> [RECORDS SUPPLIED]
_ _ _ _ _

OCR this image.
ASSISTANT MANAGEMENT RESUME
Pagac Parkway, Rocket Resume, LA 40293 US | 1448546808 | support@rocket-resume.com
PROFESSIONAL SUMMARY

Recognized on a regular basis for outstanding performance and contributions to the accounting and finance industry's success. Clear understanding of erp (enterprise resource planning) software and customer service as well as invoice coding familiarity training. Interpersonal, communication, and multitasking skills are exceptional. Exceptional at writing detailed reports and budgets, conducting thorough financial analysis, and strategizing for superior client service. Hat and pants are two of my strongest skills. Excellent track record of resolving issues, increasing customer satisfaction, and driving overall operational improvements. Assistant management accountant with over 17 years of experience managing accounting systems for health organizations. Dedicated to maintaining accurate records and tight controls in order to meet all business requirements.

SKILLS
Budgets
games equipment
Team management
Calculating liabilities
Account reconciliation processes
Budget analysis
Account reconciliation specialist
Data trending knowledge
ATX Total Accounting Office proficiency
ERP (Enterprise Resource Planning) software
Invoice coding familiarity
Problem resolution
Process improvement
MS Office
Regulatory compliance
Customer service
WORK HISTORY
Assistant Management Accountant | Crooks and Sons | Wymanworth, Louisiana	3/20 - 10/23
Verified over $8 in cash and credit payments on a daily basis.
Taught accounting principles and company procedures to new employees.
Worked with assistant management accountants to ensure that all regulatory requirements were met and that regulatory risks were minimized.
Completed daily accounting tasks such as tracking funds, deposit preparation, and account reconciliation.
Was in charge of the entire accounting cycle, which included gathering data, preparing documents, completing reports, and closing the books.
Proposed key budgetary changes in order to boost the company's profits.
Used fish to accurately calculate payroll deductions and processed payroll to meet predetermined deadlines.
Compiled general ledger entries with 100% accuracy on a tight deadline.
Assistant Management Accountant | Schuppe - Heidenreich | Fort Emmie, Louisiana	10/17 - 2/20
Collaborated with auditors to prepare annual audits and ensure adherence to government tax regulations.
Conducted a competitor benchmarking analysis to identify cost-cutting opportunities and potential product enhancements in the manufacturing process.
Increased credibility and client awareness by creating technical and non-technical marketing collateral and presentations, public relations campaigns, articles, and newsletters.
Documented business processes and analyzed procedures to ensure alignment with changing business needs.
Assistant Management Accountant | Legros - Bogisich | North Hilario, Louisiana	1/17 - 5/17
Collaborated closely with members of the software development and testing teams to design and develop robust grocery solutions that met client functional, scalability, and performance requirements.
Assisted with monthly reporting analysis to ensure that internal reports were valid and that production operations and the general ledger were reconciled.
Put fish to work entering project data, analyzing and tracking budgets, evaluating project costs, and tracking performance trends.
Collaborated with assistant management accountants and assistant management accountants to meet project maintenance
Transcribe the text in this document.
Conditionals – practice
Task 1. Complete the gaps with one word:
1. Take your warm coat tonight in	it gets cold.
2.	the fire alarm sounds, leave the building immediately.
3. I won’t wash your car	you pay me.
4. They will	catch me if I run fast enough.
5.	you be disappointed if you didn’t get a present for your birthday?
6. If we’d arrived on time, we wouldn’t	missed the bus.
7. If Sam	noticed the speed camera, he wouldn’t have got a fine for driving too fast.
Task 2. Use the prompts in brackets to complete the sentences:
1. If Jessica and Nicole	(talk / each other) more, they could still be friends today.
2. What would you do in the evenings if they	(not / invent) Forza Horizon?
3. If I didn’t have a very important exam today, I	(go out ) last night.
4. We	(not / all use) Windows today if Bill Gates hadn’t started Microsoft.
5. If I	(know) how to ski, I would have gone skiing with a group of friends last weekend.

_ _ _ _ _

Retype all of the material above with every character intact.

OCR this image.
ASSISTANT MANAGEMENT RESUME
Pagac Parkway, Rocket Resume, LA 40293 US | 1448546808 | support@rocket-resume.com
PROFESSIONAL SUMMARY

Recognized on a regular basis for outstanding performance and contributions to the accounting and finance industry's success. Clear understanding of erp (enterprise resource planning) software and customer service as well as invoice coding familiarity training. Interpersonal, communication, and multitasking skills are exceptional. Exceptional at writing detailed reports and budgets, conducting thorough financial analysis, and strategizing for superior client service. Hat and pants are two of my strongest skills. Excellent track record of resolving issues, increasing customer satisfaction, and driving overall operational improvements. Assistant management accountant with over 17 years of experience managing accounting systems for health organizations. Dedicated to maintaining accurate records and tight controls in order to meet all business requirements.

SKILLS
Budgets
games equipment
Team management
Calculating liabilities
Account reconciliation processes
Budget analysis
Account reconciliation specialist
Data trending knowledge
ATX Total Accounting Office proficiency
ERP (Enterprise Resource Planning) software
Invoice coding familiarity
Problem resolution
Process improvement
MS Office
Regulatory compliance
Customer service
WORK HISTORY
Assistant Management Accountant | Crooks and Sons | Wymanworth, Louisiana	3/20 - 10/23
Verified over $8 in cash and credit payments on a daily basis.
Taught accounting principles and company procedures to new employees.
Worked with assistant management accountants to ensure that all regulatory requirements were met and that regulatory risks were minimized.
Completed daily accounting tasks such as tracking funds, deposit preparation, and account reconciliation.
Was in charge of the entire accounting cycle, which included gathering data, preparing documents, completing reports, and closing the books.
Proposed key budgetary changes in order to boost the company's profits.
Used fish to accurately calculate payroll deductions and processed payroll to meet predetermined deadlines.
Compiled general ledger entries with 100% accuracy on a tight deadline.
Assistant Management Accountant | Schuppe - Heidenreich | Fort Emmie, Louisiana	10/17 - 2/20
Collaborated with auditors to prepare annual audits and ensure adherence to government tax regulations.
Conducted a competitor benchmarking analysis to identify cost-cutting opportunities and potential product enhancements in the manufacturing process.
Increased credibility and client awareness by creating technical and non-technical marketing collateral and presentations, public relations campaigns, articles, and newsletters.
Documented business processes and analyzed procedures to ensure alignment with changing business needs.
Assistant Management Accountant | Legros - Bogisich | North Hilario, Louisiana	1/17 - 5/17
Collaborated closely with members of the software development and testing teams to design and develop robust grocery solutions that met client functional, scalability, and performance requirements.
Assisted with monthly reporting analysis to ensure that internal reports were valid and that production operations and the general ledger were reconciled.
Put fish to work entering project data, analyzing and tracking budgets, evaluating project costs, and tracking performance trends.
Collaborated with assistant management accountants and assistant management accountants to meet project maintenance
Transcribe the text in this document.
Conditionals – practice
Task 1. Complete the gaps with one word:
1. Take your warm coat tonight in	it gets cold.
2.	the fire alarm sounds, leave the building immediately.
3. I won’t wash your car	you pay me.
4. They will	catch me if I run fast enough.
5.	you be disappointed if you didn’t get a present for your birthday?
6. If we’d arrived on time, we wouldn’t	missed the bus.
7. If Sam	noticed the speed camera, he wouldn’t have got a fine for driving too fast.
Task 2. Use the prompts in brackets to complete the sentences:
1. If Jessica and Nicole	(talk / each other) more, they could still be friends today.
2. What would you do in the evenings if they	(not / invent) Forza Horizon?
3. If I didn’t have a very important exam today, I	(go out ) last night.
4. We	(not / all use) Windows today if Bill Gates hadn’t started Microsoft.
5. If I	(know) how to ski, I would have gone skiing with a group of friends last weekend.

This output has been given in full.